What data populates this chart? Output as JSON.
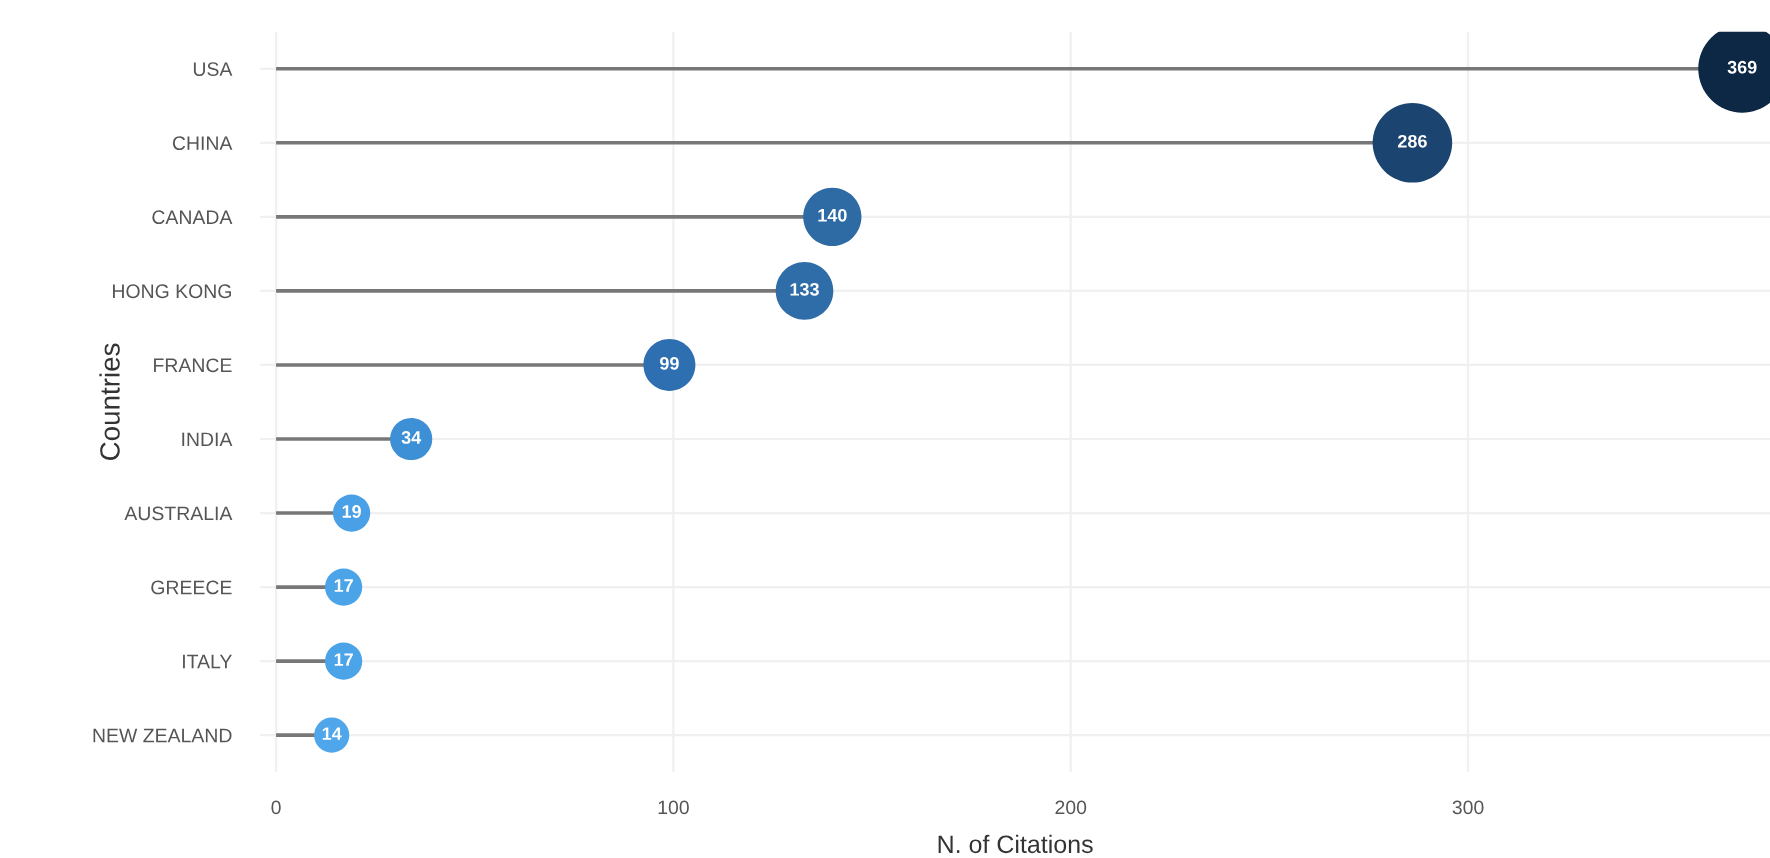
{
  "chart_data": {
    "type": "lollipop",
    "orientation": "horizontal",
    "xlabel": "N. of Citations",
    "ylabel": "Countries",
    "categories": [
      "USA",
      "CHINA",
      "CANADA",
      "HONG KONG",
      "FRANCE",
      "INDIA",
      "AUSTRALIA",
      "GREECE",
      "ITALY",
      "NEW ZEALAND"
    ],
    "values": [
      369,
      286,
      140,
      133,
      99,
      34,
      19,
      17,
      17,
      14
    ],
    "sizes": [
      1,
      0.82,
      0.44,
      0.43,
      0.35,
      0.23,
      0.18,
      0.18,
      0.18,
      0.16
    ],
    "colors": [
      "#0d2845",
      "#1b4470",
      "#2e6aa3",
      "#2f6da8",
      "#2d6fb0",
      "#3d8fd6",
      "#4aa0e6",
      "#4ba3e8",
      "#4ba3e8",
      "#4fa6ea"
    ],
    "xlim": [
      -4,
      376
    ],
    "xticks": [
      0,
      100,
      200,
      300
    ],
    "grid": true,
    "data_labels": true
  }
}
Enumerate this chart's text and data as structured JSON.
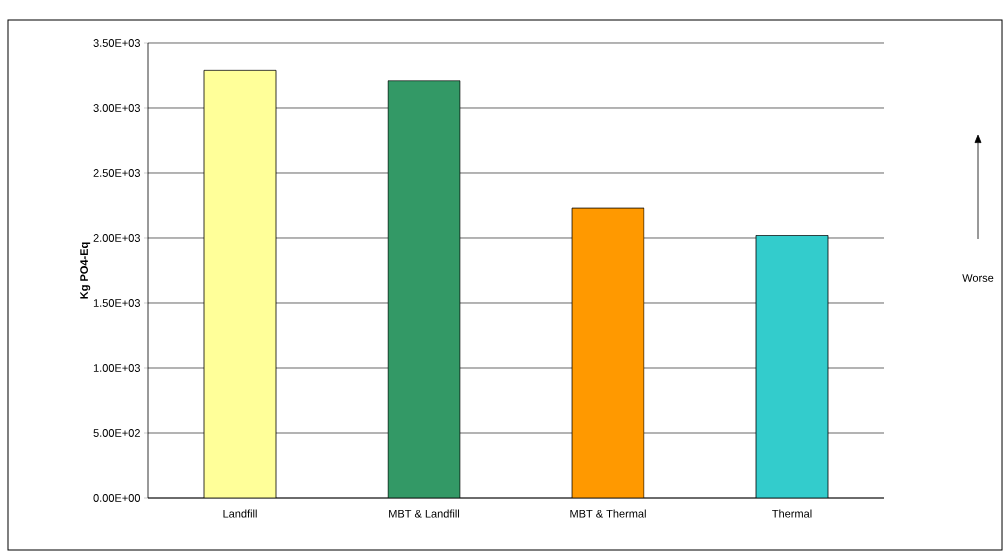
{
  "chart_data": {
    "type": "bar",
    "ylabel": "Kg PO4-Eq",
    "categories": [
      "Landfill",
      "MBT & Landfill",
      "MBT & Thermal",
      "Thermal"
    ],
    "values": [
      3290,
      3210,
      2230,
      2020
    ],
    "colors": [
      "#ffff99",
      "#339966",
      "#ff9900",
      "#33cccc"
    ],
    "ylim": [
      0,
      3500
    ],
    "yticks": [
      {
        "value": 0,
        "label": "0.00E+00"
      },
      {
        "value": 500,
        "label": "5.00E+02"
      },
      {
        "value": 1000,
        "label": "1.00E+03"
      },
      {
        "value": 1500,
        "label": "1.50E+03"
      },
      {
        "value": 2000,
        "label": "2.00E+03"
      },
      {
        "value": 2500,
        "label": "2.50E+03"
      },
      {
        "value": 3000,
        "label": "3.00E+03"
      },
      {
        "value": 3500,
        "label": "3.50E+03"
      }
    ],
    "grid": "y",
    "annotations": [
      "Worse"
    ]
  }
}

════════════════

TASK GOAL:
Verbatim reproduction of every record is required; images are left out.

EXERCISE RESULT:
What data populates this chart? Output as JSON.
{
  "chart_data": {
    "type": "lollipop",
    "orientation": "horizontal",
    "xlabel": "N. of Citations",
    "ylabel": "Countries",
    "categories": [
      "USA",
      "CHINA",
      "CANADA",
      "HONG KONG",
      "FRANCE",
      "INDIA",
      "AUSTRALIA",
      "GREECE",
      "ITALY",
      "NEW ZEALAND"
    ],
    "values": [
      369,
      286,
      140,
      133,
      99,
      34,
      19,
      17,
      17,
      14
    ],
    "sizes": [
      1,
      0.82,
      0.44,
      0.43,
      0.35,
      0.23,
      0.18,
      0.18,
      0.18,
      0.16
    ],
    "colors": [
      "#0d2845",
      "#1b4470",
      "#2e6aa3",
      "#2f6da8",
      "#2d6fb0",
      "#3d8fd6",
      "#4aa0e6",
      "#4ba3e8",
      "#4ba3e8",
      "#4fa6ea"
    ],
    "xlim": [
      -4,
      376
    ],
    "xticks": [
      0,
      100,
      200,
      300
    ],
    "grid": true,
    "data_labels": true
  }
}
Enumerate this chart's text and data as structured JSON.
{
  "chart_data": {
    "type": "bar",
    "ylabel": "Kg PO4-Eq",
    "categories": [
      "Landfill",
      "MBT & Landfill",
      "MBT & Thermal",
      "Thermal"
    ],
    "values": [
      3290,
      3210,
      2230,
      2020
    ],
    "colors": [
      "#ffff99",
      "#339966",
      "#ff9900",
      "#33cccc"
    ],
    "ylim": [
      0,
      3500
    ],
    "yticks": [
      {
        "value": 0,
        "label": "0.00E+00"
      },
      {
        "value": 500,
        "label": "5.00E+02"
      },
      {
        "value": 1000,
        "label": "1.00E+03"
      },
      {
        "value": 1500,
        "label": "1.50E+03"
      },
      {
        "value": 2000,
        "label": "2.00E+03"
      },
      {
        "value": 2500,
        "label": "2.50E+03"
      },
      {
        "value": 3000,
        "label": "3.00E+03"
      },
      {
        "value": 3500,
        "label": "3.50E+03"
      }
    ],
    "grid": "y",
    "annotations": [
      "Worse"
    ]
  }
}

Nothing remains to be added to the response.